In the records, update the part that opens with the line containing "data-point xyxy=(364,226,377,239)" and closes with the line containing "data-point xyxy=(549,360,561,372)" by changing "legend-box" to "legend-panel", keeping everything else the same.

## [Annotated element listings]
-------

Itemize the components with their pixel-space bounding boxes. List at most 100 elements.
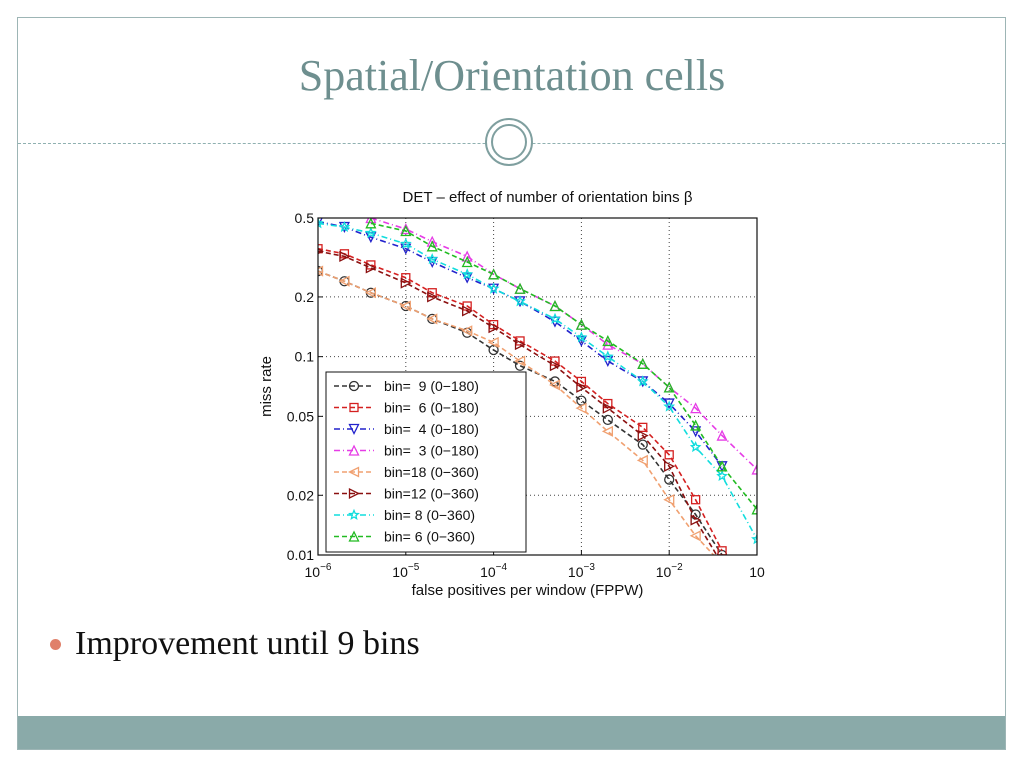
data-point xyxy=(364,226,377,239)
data-point xyxy=(718,560,727,569)
data-point xyxy=(400,225,412,237)
data-point xyxy=(487,282,500,294)
data-point xyxy=(576,395,587,406)
data-point xyxy=(400,243,412,255)
data-point xyxy=(663,400,676,412)
data-point xyxy=(487,336,499,348)
legend-box xyxy=(325,371,527,553)
chart-title-text: DET – effect of number of orientation bi… xyxy=(403,189,693,206)
data-point xyxy=(638,422,648,433)
data-point xyxy=(716,469,728,482)
data-point xyxy=(549,360,561,372)
legend-entry: bin= 4 (0−180) xyxy=(334,421,479,437)
data-point xyxy=(636,454,648,466)
data-point xyxy=(399,237,412,249)
data-point xyxy=(690,495,701,505)
data-point xyxy=(339,250,351,262)
data-point xyxy=(664,474,675,485)
data-point xyxy=(549,312,561,324)
data-point xyxy=(751,463,757,475)
y-tick-label: 0.5 xyxy=(295,210,315,226)
y-tick-label: 0.05 xyxy=(287,408,314,424)
data-point xyxy=(318,244,323,254)
data-point xyxy=(427,291,439,303)
data-point xyxy=(514,339,526,351)
data-point xyxy=(690,514,702,526)
det-chart: DET – effect of number of orientation bi… xyxy=(258,189,765,599)
data-point xyxy=(751,533,757,545)
data-point xyxy=(514,282,526,294)
data-point xyxy=(716,460,728,472)
x-axis-label: false positives per window (FPPW) xyxy=(412,582,644,599)
x-tick-label: 10−4 xyxy=(480,562,507,580)
divider-ring-ornament xyxy=(485,118,533,166)
series-6 xyxy=(318,248,718,555)
data-point xyxy=(364,287,377,299)
legend-label: bin= 8 (0−360) xyxy=(384,507,475,523)
legend-marker xyxy=(348,530,360,542)
series-line xyxy=(318,247,723,552)
x-tick-label: 10 xyxy=(749,564,765,580)
data-point xyxy=(461,250,473,262)
data-point xyxy=(575,318,587,330)
legend-entry: bin= 8 (0−360) xyxy=(334,507,475,523)
series-line xyxy=(318,250,718,555)
data-point xyxy=(663,381,675,393)
data-point xyxy=(488,322,500,334)
data-point xyxy=(751,503,757,515)
data-point xyxy=(426,313,438,325)
legend-entry: bin=12 (0−360) xyxy=(334,486,479,502)
legend-label: bin=12 (0−360) xyxy=(384,486,479,502)
data-point xyxy=(602,414,613,426)
series-line xyxy=(370,222,757,510)
data-point xyxy=(689,440,702,453)
data-point xyxy=(602,338,614,350)
chart-legend: bin= 9 (0−180) bin= 6 (0−180) bin= 4 (0−18… xyxy=(325,371,527,553)
legend-label: bin= 4 (0−180) xyxy=(384,421,479,437)
data-point xyxy=(401,273,411,283)
data-point xyxy=(716,429,728,441)
data-point xyxy=(663,398,675,410)
data-point xyxy=(637,430,649,442)
series-line xyxy=(318,270,715,555)
legend-entry: bin=18 (0−360) xyxy=(334,464,479,480)
data-point xyxy=(514,355,526,367)
data-point xyxy=(576,381,588,393)
chart-series xyxy=(318,218,757,569)
legend-marker xyxy=(348,466,360,478)
data-point xyxy=(690,419,702,431)
data-point xyxy=(690,402,702,414)
data-point xyxy=(602,355,614,368)
data-point xyxy=(461,268,473,280)
legend-entry: bin= 9 (0−180) xyxy=(334,378,479,394)
legend-entry: bin= 6 (0−360) xyxy=(334,529,475,545)
legend-label: bin= 6 (0−360) xyxy=(384,529,475,545)
footer-band xyxy=(18,716,1005,749)
x-tick-label: 10−2 xyxy=(656,562,683,580)
data-point xyxy=(514,295,526,307)
legend-marker xyxy=(348,487,360,500)
data-point xyxy=(689,530,701,542)
y-axis-label: miss rate xyxy=(258,356,275,417)
data-point xyxy=(636,375,649,387)
y-tick-label: 0.2 xyxy=(295,289,315,305)
plot-frame xyxy=(317,217,758,556)
data-point xyxy=(365,218,377,224)
data-point xyxy=(602,350,614,362)
series-line xyxy=(318,222,757,540)
legend-label: bin= 6 (0−180) xyxy=(384,400,479,416)
y-tick-label: 0.02 xyxy=(287,487,314,503)
data-point xyxy=(365,262,377,274)
legend-entry: bin= 3 (0−180) xyxy=(334,443,479,459)
chart-axes: 10−6 10−5 10−4 10−3 10−2 10 0.01 0.02 0.05 0.1 0.2… xyxy=(258,210,765,599)
legend-entry: bin= 6 (0−180) xyxy=(334,400,479,416)
data-point xyxy=(461,256,473,268)
data-point xyxy=(426,253,439,265)
data-point xyxy=(488,268,500,280)
data-point xyxy=(602,402,614,414)
data-point xyxy=(601,425,613,437)
data-point xyxy=(575,402,587,414)
series-line xyxy=(318,220,723,467)
series-7 xyxy=(318,218,757,545)
legend-label: bin= 9 (0−180) xyxy=(384,378,479,394)
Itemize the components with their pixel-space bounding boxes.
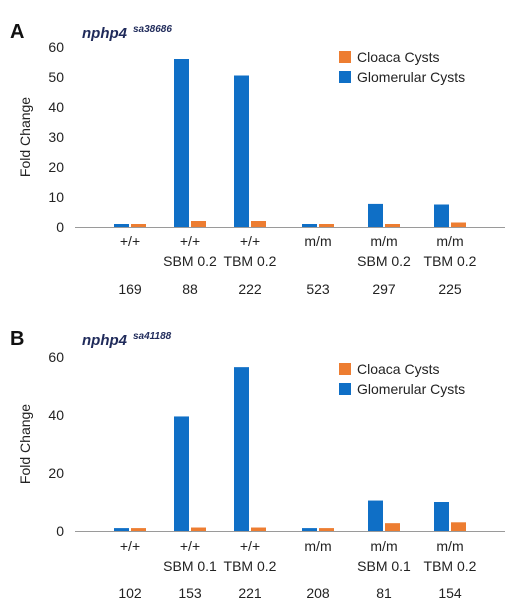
bar-cloaca-cysts: [131, 528, 146, 531]
y-axis-label: Fold Change: [17, 404, 33, 484]
sample-count-label: 208: [306, 585, 330, 601]
legend-entry: Cloaca Cysts: [357, 361, 439, 377]
sample-count-label: 523: [306, 281, 330, 297]
y-tick-label: 40: [48, 407, 64, 423]
x-category-label: +/+: [240, 233, 260, 249]
sample-count-label: 222: [238, 281, 262, 297]
bar-cloaca-cysts: [191, 221, 206, 227]
allele-superscript: sa41188: [133, 331, 172, 342]
x-category-label: SBM 0.1: [163, 558, 217, 574]
bar-glomerular-cysts: [114, 528, 129, 531]
bar-cloaca-cysts: [385, 224, 400, 227]
x-category-label: +/+: [120, 233, 140, 249]
legend-swatch: [339, 363, 351, 375]
bar-glomerular-cysts: [368, 500, 383, 531]
x-category-label: SBM 0.1: [357, 558, 411, 574]
gene-title: nphp4: [82, 25, 128, 42]
sample-count-label: 102: [118, 585, 142, 601]
sample-count-label: 154: [438, 585, 462, 601]
x-category-label: m/m: [370, 233, 397, 249]
sample-count-label: 297: [372, 281, 396, 297]
panel-letter: A: [10, 21, 24, 43]
gene-title: nphp4: [82, 332, 128, 349]
bar-glomerular-cysts: [434, 502, 449, 531]
y-tick-label: 10: [48, 189, 64, 205]
x-category-label: SBM 0.2: [357, 253, 411, 269]
allele-superscript: sa38686: [133, 24, 172, 35]
sample-count-label: 88: [182, 281, 198, 297]
bar-cloaca-cysts: [385, 523, 400, 531]
y-tick-label: 20: [48, 465, 64, 481]
bar-glomerular-cysts: [234, 75, 249, 227]
bar-glomerular-cysts: [434, 204, 449, 227]
y-tick-label: 30: [48, 129, 64, 145]
x-category-label: m/m: [304, 538, 331, 554]
y-tick-label: 0: [56, 219, 64, 235]
bar-glomerular-cysts: [302, 528, 317, 531]
y-tick-label: 20: [48, 159, 64, 175]
y-tick-label: 60: [48, 349, 64, 365]
x-category-label: TBM 0.2: [424, 253, 477, 269]
bar-cloaca-cysts: [191, 527, 206, 531]
sample-count-label: 225: [438, 281, 462, 297]
y-axis-label: Fold Change: [17, 97, 33, 177]
x-category-label: TBM 0.2: [424, 558, 477, 574]
sample-count-label: 169: [118, 281, 142, 297]
legend-entry: Cloaca Cysts: [357, 49, 439, 65]
x-category-label: +/+: [180, 233, 200, 249]
panel-letter: B: [10, 328, 24, 350]
x-category-label: +/+: [120, 538, 140, 554]
sample-count-label: 153: [178, 585, 202, 601]
bar-glomerular-cysts: [302, 224, 317, 227]
bar-glomerular-cysts: [368, 203, 383, 227]
x-category-label: TBM 0.2: [224, 253, 277, 269]
x-category-label: SBM 0.2: [163, 253, 217, 269]
y-tick-label: 40: [48, 99, 64, 115]
bar-glomerular-cysts: [114, 224, 129, 227]
x-category-label: m/m: [436, 538, 463, 554]
x-category-label: m/m: [370, 538, 397, 554]
y-tick-label: 60: [48, 39, 64, 55]
legend-entry: Glomerular Cysts: [357, 69, 465, 85]
legend-swatch: [339, 383, 351, 395]
y-tick-label: 0: [56, 523, 64, 539]
x-category-label: +/+: [180, 538, 200, 554]
bar-glomerular-cysts: [174, 59, 189, 227]
legend-swatch: [339, 71, 351, 83]
y-tick-label: 50: [48, 69, 64, 85]
bar-cloaca-cysts: [451, 222, 466, 227]
bar-cloaca-cysts: [319, 528, 334, 531]
bar-glomerular-cysts: [234, 367, 249, 531]
bar-cloaca-cysts: [131, 224, 146, 227]
x-category-label: +/+: [240, 538, 260, 554]
bar-cloaca-cysts: [451, 522, 466, 531]
bar-cloaca-cysts: [251, 527, 266, 531]
bar-cloaca-cysts: [251, 221, 266, 227]
bar-cloaca-cysts: [319, 224, 334, 227]
x-category-label: m/m: [304, 233, 331, 249]
sample-count-label: 81: [376, 585, 392, 601]
x-category-label: TBM 0.2: [224, 558, 277, 574]
sample-count-label: 221: [238, 585, 262, 601]
x-category-label: m/m: [436, 233, 463, 249]
legend-swatch: [339, 51, 351, 63]
bar-glomerular-cysts: [174, 416, 189, 531]
legend-entry: Glomerular Cysts: [357, 381, 465, 397]
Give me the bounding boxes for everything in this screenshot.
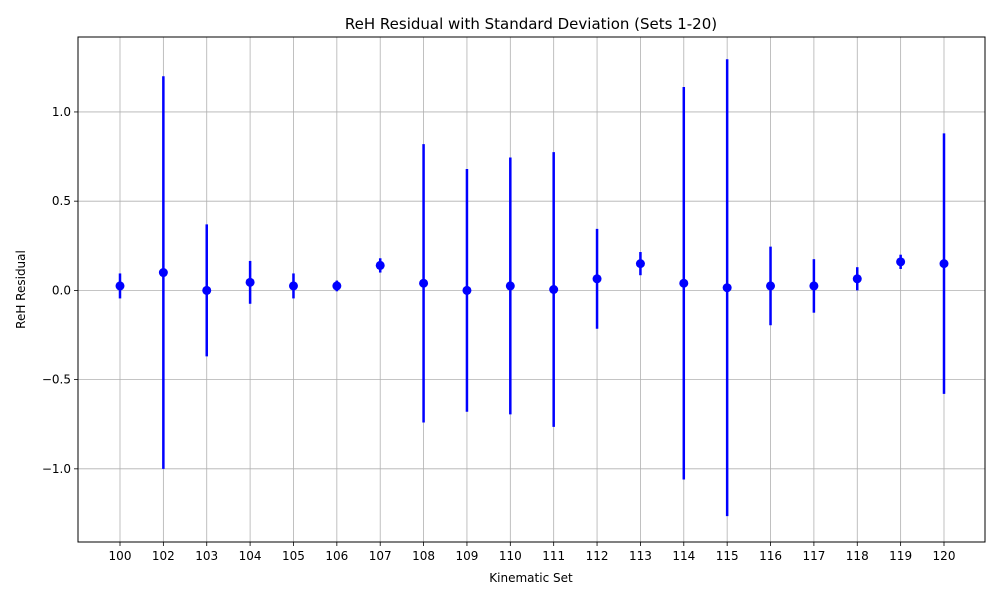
x-tick-label: 107 — [369, 549, 392, 563]
data-point — [549, 285, 559, 294]
y-tick-label: −0.5 — [42, 373, 71, 387]
y-axis-label: ReH Residual — [14, 250, 28, 329]
data-point — [202, 285, 212, 295]
data-point — [939, 259, 949, 269]
x-tick-label: 115 — [716, 549, 739, 563]
data-point — [679, 278, 689, 288]
x-tick-label: 102 — [152, 549, 175, 563]
x-axis-label: Kinematic Set — [489, 571, 573, 585]
y-tick-label: 1.0 — [52, 105, 71, 119]
data-point — [896, 257, 906, 267]
data-point — [505, 281, 515, 291]
x-tick-label: 108 — [412, 549, 435, 563]
x-tick-label: 118 — [846, 549, 869, 563]
data-point — [332, 281, 342, 291]
x-tick-label: 100 — [109, 549, 132, 563]
data-series — [115, 59, 949, 517]
x-tick-label: 103 — [195, 549, 218, 563]
x-tick-label: 116 — [759, 549, 782, 563]
data-point — [722, 283, 732, 293]
x-tick-label: 104 — [239, 549, 262, 563]
data-point — [592, 274, 602, 284]
data-point — [158, 268, 168, 278]
x-tick-label: 119 — [889, 549, 912, 563]
x-tick-label: 110 — [499, 549, 522, 563]
y-tick-label: 0.0 — [52, 283, 71, 297]
y-tick-label: −1.0 — [42, 462, 71, 476]
data-point — [115, 281, 125, 291]
data-point — [852, 274, 862, 284]
chart-title: ReH Residual with Standard Deviation (Se… — [345, 15, 717, 33]
x-tick-label: 105 — [282, 549, 305, 563]
x-tick-label: 120 — [933, 549, 956, 563]
data-point — [462, 285, 472, 295]
x-tick-label: 111 — [542, 549, 565, 563]
data-point — [288, 281, 298, 291]
data-point — [375, 260, 385, 270]
y-tick-label: 0.5 — [52, 194, 71, 208]
data-point — [635, 259, 645, 269]
x-tick-label: 106 — [325, 549, 348, 563]
data-point — [245, 277, 255, 287]
axes: 100 102 103 104 105 106 107 108 109 110 111 112 113 1… — [42, 105, 956, 563]
data-point — [766, 281, 776, 291]
x-tick-label: 109 — [455, 549, 478, 563]
plot-area-frame — [77, 36, 986, 543]
x-tick-label: 114 — [672, 549, 695, 563]
data-point — [809, 281, 819, 291]
x-tick-label: 117 — [802, 549, 825, 563]
x-tick-label: 113 — [629, 549, 652, 563]
data-point — [419, 278, 429, 288]
x-tick-label: 112 — [586, 549, 609, 563]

-------

## [Output]
data-point xyxy=(364,226,377,239)
data-point xyxy=(718,560,727,569)
data-point xyxy=(400,225,412,237)
data-point xyxy=(487,282,500,294)
data-point xyxy=(576,395,587,406)
data-point xyxy=(400,243,412,255)
data-point xyxy=(663,400,676,412)
data-point xyxy=(487,336,499,348)
legend-panel xyxy=(325,371,527,553)
chart-title-text: DET – effect of number of orientation bi… xyxy=(403,189,693,206)
data-point xyxy=(638,422,648,433)
data-point xyxy=(716,469,728,482)
data-point xyxy=(549,360,561,372)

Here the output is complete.